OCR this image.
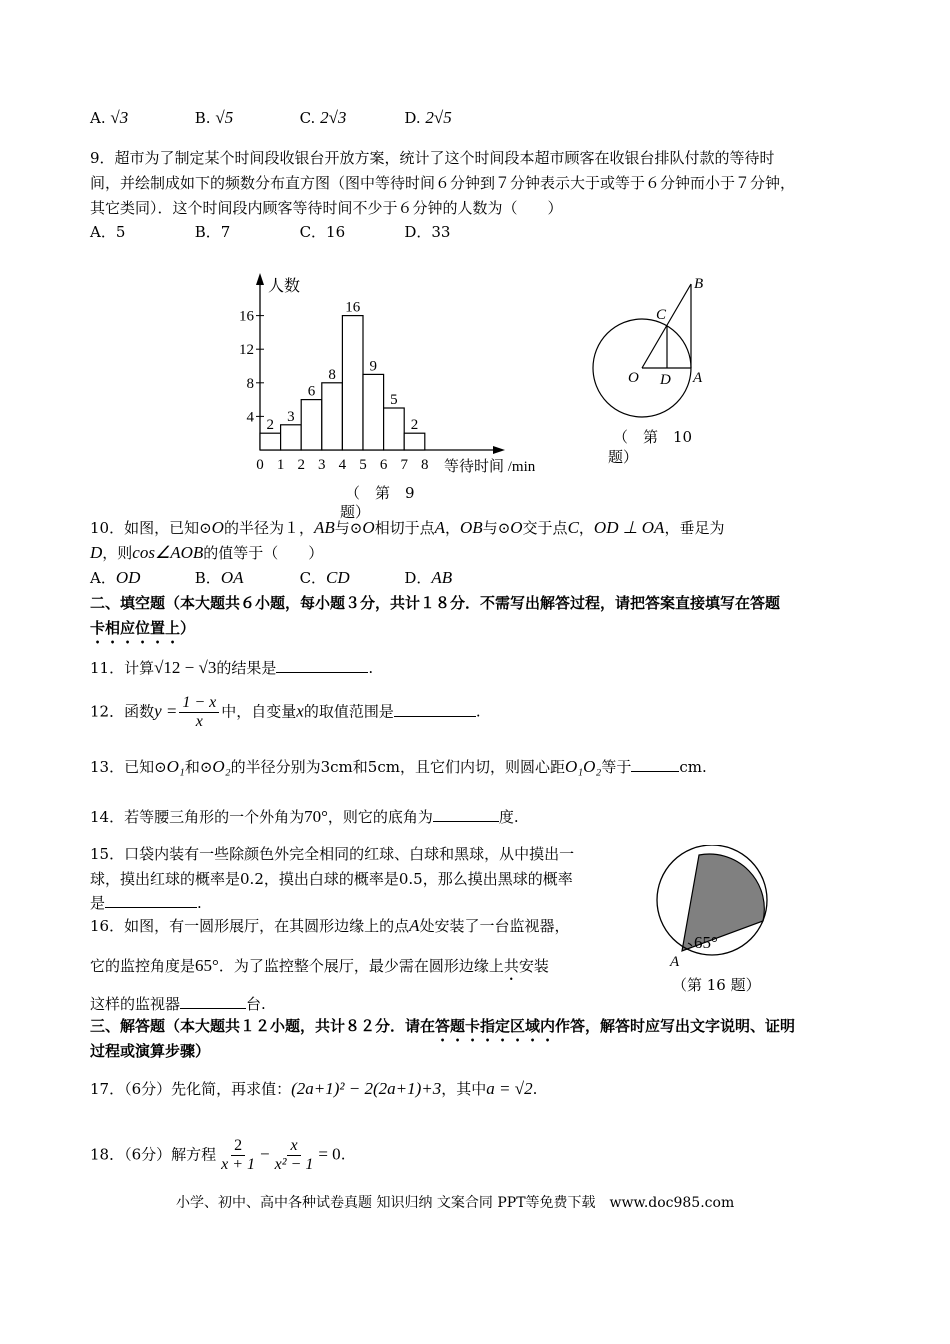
A. √3	B. √5	C. 2√3	D. 2√5
9．超市为了制定某个时间段收银台开放方案，统计了这个时间段本超市顾客在收银台排队付款的等待时
间，并绘制成如下的频数分布直方图（图中等待时间６分钟到７分钟表示大于或等于６分钟而小于７分钟，
其它类同）．这个时间段内顾客等待时间不少于６分钟的人数为（　　）
A．5	B．7	C．16	D．33
2
3
6
8
16
9
5
2
0 1 2 3 4 5 6 7 8
4
8
12
16
人数
等待时间 /min
（　第　9
题）
B
C
O D A
（　第　10
题）
10．如图，已知⊙O的半径为１，AB与⊙O相切于点A，OB与⊙O交于点C，OD ⊥ OA，垂足为
D，则cos∠AOB的值等于（　　）
A．OD	B．OA	C．CD	D．AB
二、填空题（本大题共６小题，每小题３分，共计１８分．不需写出解答过程，请把答案直接填写在答题
卡相应位置上）
11．计算√12 − √3的结果是	.
12．函数$y = \frac{1 - x}{x}$ 中，自变量x的取值范围是	.
13．已知⊙O₁和⊙O₂的半径分别为3cm和5cm，且它们内切，则圆心距O₁O₂等于	cm.
14．若等腰三角形的一个外角为70°，则它的底角为	度.
15．口袋内装有一些除颜色外完全相同的红球、白球和黑球，从中摸出一
球，摸出红球的概率是0.2，摸出白球的概率是0.5，那么摸出黑球的概率
是	.
16．如图，有一圆形展厅，在其圆形边缘上的点A处安装了一台监视器，
它的监控角度是65°．为了监控整个展厅，最少需在圆形边缘上共安装
这样的监视器	台.
65°
A
（第 16 题）
三、解答题（本大题共１２小题，共计８２分．请在答题卡指定区域内作答，解答时应写出文字说明、证明
过程或演算步骤）
17．（6分）先化简，再求值：(2a+1)² − 2(2a+1)+3，其中a = √2.
18．（6分）解方程 $\frac{2}{x + 1} - \frac{x}{\text{x² − 1}} = 0$.
小学、初中、高中各种试卷真题 知识归纳 文案合同 PPT等免费下载　www.doc985.com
----------
**THE TASK:** Print every entry exactly as written, without the pictures.

**ANSWER TO THIS EXERCISE:**
OCR this image.
A. √3	B. √5	C. 2√3	D. 2√5
9．超市为了制定某个时间段收银台开放方案，统计了这个时间段本超市顾客在收银台排队付款的等待时
间，并绘制成如下的频数分布直方图（图中等待时间６分钟到７分钟表示大于或等于６分钟而小于７分钟，
其它类同）．这个时间段内顾客等待时间不少于６分钟的人数为（　　）
A．5	B．7	C．16	D．33
2
3
6
8
16
9
5
2
0 1 2 3 4 5 6 7 8
4
8
12
16
人数
等待时间 /min
（　第　9
题）
B
C
O D A
（　第　10
题）
10．如图，已知⊙O的半径为１，AB与⊙O相切于点A，OB与⊙O交于点C，OD ⊥ OA，垂足为
D，则cos∠AOB的值等于（　　）
A．OD	B．OA	C．CD	D．AB
二、填空题（本大题共６小题，每小题３分，共计１８分．不需写出解答过程，请把答案直接填写在答题
卡相应位置上）
11．计算√12 − √3的结果是	.
12．函数$y = \frac{1 - x}{x}$ 中，自变量x的取值范围是	.
13．已知⊙O₁和⊙O₂的半径分别为3cm和5cm，且它们内切，则圆心距O₁O₂等于	cm.
14．若等腰三角形的一个外角为70°，则它的底角为	度.
15．口袋内装有一些除颜色外完全相同的红球、白球和黑球，从中摸出一
球，摸出红球的概率是0.2，摸出白球的概率是0.5，那么摸出黑球的概率
是	.
16．如图，有一圆形展厅，在其圆形边缘上的点A处安装了一台监视器，
它的监控角度是65°．为了监控整个展厅，最少需在圆形边缘上共安装
这样的监视器	台.
65°
A
（第 16 题）
三、解答题（本大题共１２小题，共计８２分．请在答题卡指定区域内作答，解答时应写出文字说明、证明
过程或演算步骤）
17．（6分）先化简，再求值：(2a+1)² − 2(2a+1)+3，其中a = √2.
18．（6分）解方程 $\frac{2}{x + 1} - \frac{x}{\text{x² − 1}} = 0$.
小学、初中、高中各种试卷真题 知识归纳 文案合同 PPT等免费下载　www.doc985.com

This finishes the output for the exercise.